------ DATA SHOWN ------

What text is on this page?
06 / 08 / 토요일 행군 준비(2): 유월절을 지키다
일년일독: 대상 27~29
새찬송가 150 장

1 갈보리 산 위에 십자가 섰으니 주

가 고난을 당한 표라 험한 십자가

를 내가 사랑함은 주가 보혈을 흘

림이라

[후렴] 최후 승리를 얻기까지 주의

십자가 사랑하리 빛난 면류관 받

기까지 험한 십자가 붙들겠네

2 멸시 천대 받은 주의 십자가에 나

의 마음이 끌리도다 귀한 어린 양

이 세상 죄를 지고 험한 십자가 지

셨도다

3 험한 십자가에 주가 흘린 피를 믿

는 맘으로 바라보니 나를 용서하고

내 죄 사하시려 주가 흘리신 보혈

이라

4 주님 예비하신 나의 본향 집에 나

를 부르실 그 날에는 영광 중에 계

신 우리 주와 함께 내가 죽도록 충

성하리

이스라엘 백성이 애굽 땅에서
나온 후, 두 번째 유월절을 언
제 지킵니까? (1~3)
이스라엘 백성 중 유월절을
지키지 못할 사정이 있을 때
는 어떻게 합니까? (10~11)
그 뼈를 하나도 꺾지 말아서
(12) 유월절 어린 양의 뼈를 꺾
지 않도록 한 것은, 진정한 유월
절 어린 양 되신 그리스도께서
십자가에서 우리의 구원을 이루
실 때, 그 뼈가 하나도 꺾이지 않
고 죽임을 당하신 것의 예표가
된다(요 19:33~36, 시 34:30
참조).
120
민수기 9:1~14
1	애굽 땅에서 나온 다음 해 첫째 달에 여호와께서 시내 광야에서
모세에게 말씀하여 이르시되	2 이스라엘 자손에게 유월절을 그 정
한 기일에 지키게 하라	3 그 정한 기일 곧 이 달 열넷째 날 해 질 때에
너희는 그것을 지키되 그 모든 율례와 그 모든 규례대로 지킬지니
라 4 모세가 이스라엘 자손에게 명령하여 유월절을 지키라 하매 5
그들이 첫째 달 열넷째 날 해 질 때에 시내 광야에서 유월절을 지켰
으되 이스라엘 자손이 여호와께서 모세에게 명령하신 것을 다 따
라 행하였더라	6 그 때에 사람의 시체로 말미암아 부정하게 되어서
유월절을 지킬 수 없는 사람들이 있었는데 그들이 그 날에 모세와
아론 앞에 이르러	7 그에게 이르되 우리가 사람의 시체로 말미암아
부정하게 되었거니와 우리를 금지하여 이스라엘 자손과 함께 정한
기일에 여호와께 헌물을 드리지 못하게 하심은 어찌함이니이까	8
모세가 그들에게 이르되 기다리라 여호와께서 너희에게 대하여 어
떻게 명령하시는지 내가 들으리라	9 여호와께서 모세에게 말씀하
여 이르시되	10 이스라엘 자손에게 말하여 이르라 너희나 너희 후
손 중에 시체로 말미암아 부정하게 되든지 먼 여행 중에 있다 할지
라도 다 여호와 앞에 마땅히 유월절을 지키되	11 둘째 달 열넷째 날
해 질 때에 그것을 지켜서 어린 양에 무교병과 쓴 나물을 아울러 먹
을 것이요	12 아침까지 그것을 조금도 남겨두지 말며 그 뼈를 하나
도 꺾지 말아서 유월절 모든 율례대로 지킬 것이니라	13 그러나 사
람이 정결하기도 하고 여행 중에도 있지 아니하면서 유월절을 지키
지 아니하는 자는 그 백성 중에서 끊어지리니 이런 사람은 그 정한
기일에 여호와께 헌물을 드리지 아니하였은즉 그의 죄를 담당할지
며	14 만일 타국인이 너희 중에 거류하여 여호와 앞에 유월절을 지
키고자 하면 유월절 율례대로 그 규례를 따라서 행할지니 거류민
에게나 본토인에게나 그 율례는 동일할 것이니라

------

Your task is to repeat the data exactly; please include every line.

What text is on this page?
06 / 08 / 토요일 행군 준비(2): 유월절을 지키다
일년일독: 대상 27~29
새찬송가 150 장

1 갈보리 산 위에 십자가 섰으니 주

가 고난을 당한 표라 험한 십자가

를 내가 사랑함은 주가 보혈을 흘

림이라

[후렴] 최후 승리를 얻기까지 주의

십자가 사랑하리 빛난 면류관 받

기까지 험한 십자가 붙들겠네

2 멸시 천대 받은 주의 십자가에 나

의 마음이 끌리도다 귀한 어린 양

이 세상 죄를 지고 험한 십자가 지

셨도다

3 험한 십자가에 주가 흘린 피를 믿

는 맘으로 바라보니 나를 용서하고

내 죄 사하시려 주가 흘리신 보혈

이라

4 주님 예비하신 나의 본향 집에 나

를 부르실 그 날에는 영광 중에 계

신 우리 주와 함께 내가 죽도록 충

성하리

이스라엘 백성이 애굽 땅에서
나온 후, 두 번째 유월절을 언
제 지킵니까? (1~3)
이스라엘 백성 중 유월절을
지키지 못할 사정이 있을 때
는 어떻게 합니까? (10~11)
그 뼈를 하나도 꺾지 말아서
(12) 유월절 어린 양의 뼈를 꺾
지 않도록 한 것은, 진정한 유월
절 어린 양 되신 그리스도께서
십자가에서 우리의 구원을 이루
실 때, 그 뼈가 하나도 꺾이지 않
고 죽임을 당하신 것의 예표가
된다(요 19:33~36, 시 34:30
참조).
120
민수기 9:1~14
1	애굽 땅에서 나온 다음 해 첫째 달에 여호와께서 시내 광야에서
모세에게 말씀하여 이르시되	2 이스라엘 자손에게 유월절을 그 정
한 기일에 지키게 하라	3 그 정한 기일 곧 이 달 열넷째 날 해 질 때에
너희는 그것을 지키되 그 모든 율례와 그 모든 규례대로 지킬지니
라 4 모세가 이스라엘 자손에게 명령하여 유월절을 지키라 하매 5
그들이 첫째 달 열넷째 날 해 질 때에 시내 광야에서 유월절을 지켰
으되 이스라엘 자손이 여호와께서 모세에게 명령하신 것을 다 따
라 행하였더라	6 그 때에 사람의 시체로 말미암아 부정하게 되어서
유월절을 지킬 수 없는 사람들이 있었는데 그들이 그 날에 모세와
아론 앞에 이르러	7 그에게 이르되 우리가 사람의 시체로 말미암아
부정하게 되었거니와 우리를 금지하여 이스라엘 자손과 함께 정한
기일에 여호와께 헌물을 드리지 못하게 하심은 어찌함이니이까	8
모세가 그들에게 이르되 기다리라 여호와께서 너희에게 대하여 어
떻게 명령하시는지 내가 들으리라	9 여호와께서 모세에게 말씀하
여 이르시되	10 이스라엘 자손에게 말하여 이르라 너희나 너희 후
손 중에 시체로 말미암아 부정하게 되든지 먼 여행 중에 있다 할지
라도 다 여호와 앞에 마땅히 유월절을 지키되	11 둘째 달 열넷째 날
해 질 때에 그것을 지켜서 어린 양에 무교병과 쓴 나물을 아울러 먹
을 것이요	12 아침까지 그것을 조금도 남겨두지 말며 그 뼈를 하나
도 꺾지 말아서 유월절 모든 율례대로 지킬 것이니라	13 그러나 사
람이 정결하기도 하고 여행 중에도 있지 아니하면서 유월절을 지키
지 아니하는 자는 그 백성 중에서 끊어지리니 이런 사람은 그 정한
기일에 여호와께 헌물을 드리지 아니하였은즉 그의 죄를 담당할지
며	14 만일 타국인이 너희 중에 거류하여 여호와 앞에 유월절을 지
키고자 하면 유월절 율례대로 그 규례를 따라서 행할지니 거류민
에게나 본토인에게나 그 율례는 동일할 것이니라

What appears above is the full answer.